To be done:
Write out the entries below once more, exactly, with the pictures left out.

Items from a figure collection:
'''
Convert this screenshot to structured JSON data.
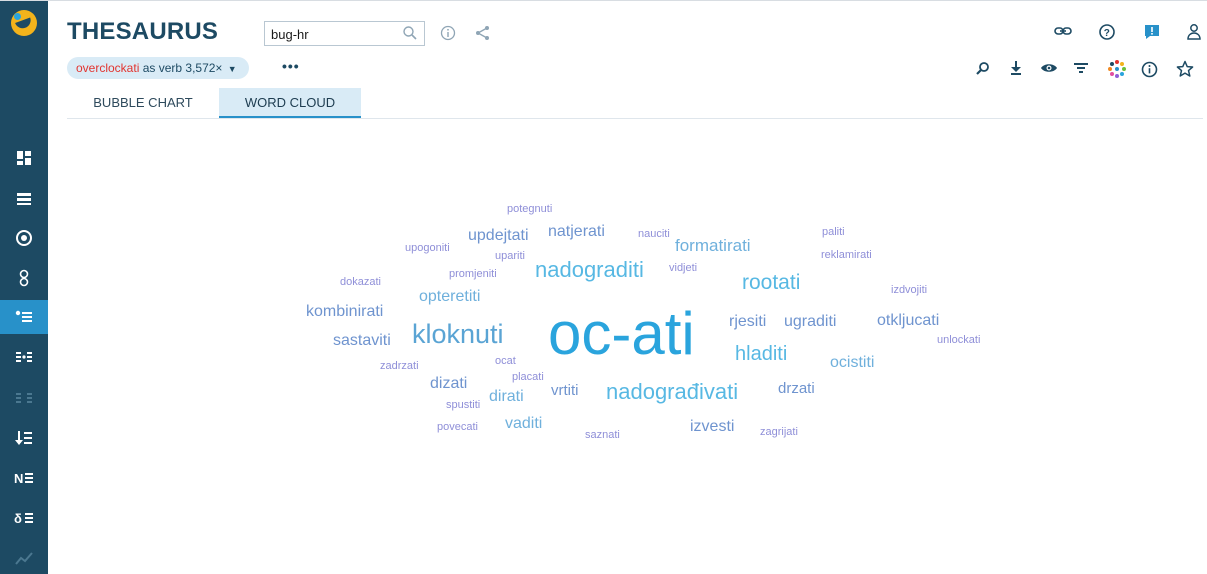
{
  "app": {
    "title": "THESAURUS"
  },
  "search": {
    "value": "bug-hr",
    "placeholder": ""
  },
  "lemma_chip": {
    "lemma": "overclockati",
    "pos": "as verb",
    "frequency": "3,572×"
  },
  "more_label": "•••",
  "tabs": [
    {
      "label": "BUBBLE CHART",
      "active": false
    },
    {
      "label": "WORD CLOUD",
      "active": true
    }
  ],
  "colors": {
    "sidebar": "#1d4a63",
    "accent": "#2891c9",
    "cloud_blue": "#2aa4dd",
    "cloud_lavender": "#8f8fd8"
  },
  "word_cloud": [
    {
      "text": "oc-ati"
    },
    {
      "text": "kloknuti"
    },
    {
      "text": "nadograditi"
    },
    {
      "text": "nadograđivati"
    },
    {
      "text": "rootati"
    },
    {
      "text": "hladiti"
    },
    {
      "text": "updejtati"
    },
    {
      "text": "natjerati"
    },
    {
      "text": "formatirati"
    },
    {
      "text": "kombinirati"
    },
    {
      "text": "sastaviti"
    },
    {
      "text": "opteretiti"
    },
    {
      "text": "rjesiti"
    },
    {
      "text": "ugraditi"
    },
    {
      "text": "otkljucati"
    },
    {
      "text": "ocistiti"
    },
    {
      "text": "dizati"
    },
    {
      "text": "dirati"
    },
    {
      "text": "vrtiti"
    },
    {
      "text": "drzati"
    },
    {
      "text": "vaditi"
    },
    {
      "text": "izvesti"
    },
    {
      "text": "potegnuti"
    },
    {
      "text": "upogoniti"
    },
    {
      "text": "upariti"
    },
    {
      "text": "nauciti"
    },
    {
      "text": "paliti"
    },
    {
      "text": "reklamirati"
    },
    {
      "text": "vidjeti"
    },
    {
      "text": "promjeniti"
    },
    {
      "text": "dokazati"
    },
    {
      "text": "izdvojiti"
    },
    {
      "text": "unlockati"
    },
    {
      "text": "zadrzati"
    },
    {
      "text": "ocat"
    },
    {
      "text": "placati"
    },
    {
      "text": "spustiti"
    },
    {
      "text": "povecati"
    },
    {
      "text": "saznati"
    },
    {
      "text": "zagrijati"
    }
  ]
}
'''
The result:
Convert this screenshot to structured JSON data.
{
  "app": {
    "title": "THESAURUS"
  },
  "search": {
    "value": "bug-hr",
    "placeholder": ""
  },
  "lemma_chip": {
    "lemma": "overclockati",
    "pos": "as verb",
    "frequency": "3,572×"
  },
  "more_label": "•••",
  "tabs": [
    {
      "label": "BUBBLE CHART",
      "active": false
    },
    {
      "label": "WORD CLOUD",
      "active": true
    }
  ],
  "colors": {
    "sidebar": "#1d4a63",
    "accent": "#2891c9",
    "cloud_blue": "#2aa4dd",
    "cloud_lavender": "#8f8fd8"
  },
  "word_cloud": [
    {
      "text": "oc-ati"
    },
    {
      "text": "kloknuti"
    },
    {
      "text": "nadograditi"
    },
    {
      "text": "nadograđivati"
    },
    {
      "text": "rootati"
    },
    {
      "text": "hladiti"
    },
    {
      "text": "updejtati"
    },
    {
      "text": "natjerati"
    },
    {
      "text": "formatirati"
    },
    {
      "text": "kombinirati"
    },
    {
      "text": "sastaviti"
    },
    {
      "text": "opteretiti"
    },
    {
      "text": "rjesiti"
    },
    {
      "text": "ugraditi"
    },
    {
      "text": "otkljucati"
    },
    {
      "text": "ocistiti"
    },
    {
      "text": "dizati"
    },
    {
      "text": "dirati"
    },
    {
      "text": "vrtiti"
    },
    {
      "text": "drzati"
    },
    {
      "text": "vaditi"
    },
    {
      "text": "izvesti"
    },
    {
      "text": "potegnuti"
    },
    {
      "text": "upogoniti"
    },
    {
      "text": "upariti"
    },
    {
      "text": "nauciti"
    },
    {
      "text": "paliti"
    },
    {
      "text": "reklamirati"
    },
    {
      "text": "vidjeti"
    },
    {
      "text": "promjeniti"
    },
    {
      "text": "dokazati"
    },
    {
      "text": "izdvojiti"
    },
    {
      "text": "unlockati"
    },
    {
      "text": "zadrzati"
    },
    {
      "text": "ocat"
    },
    {
      "text": "placati"
    },
    {
      "text": "spustiti"
    },
    {
      "text": "povecati"
    },
    {
      "text": "saznati"
    },
    {
      "text": "zagrijati"
    }
  ]
}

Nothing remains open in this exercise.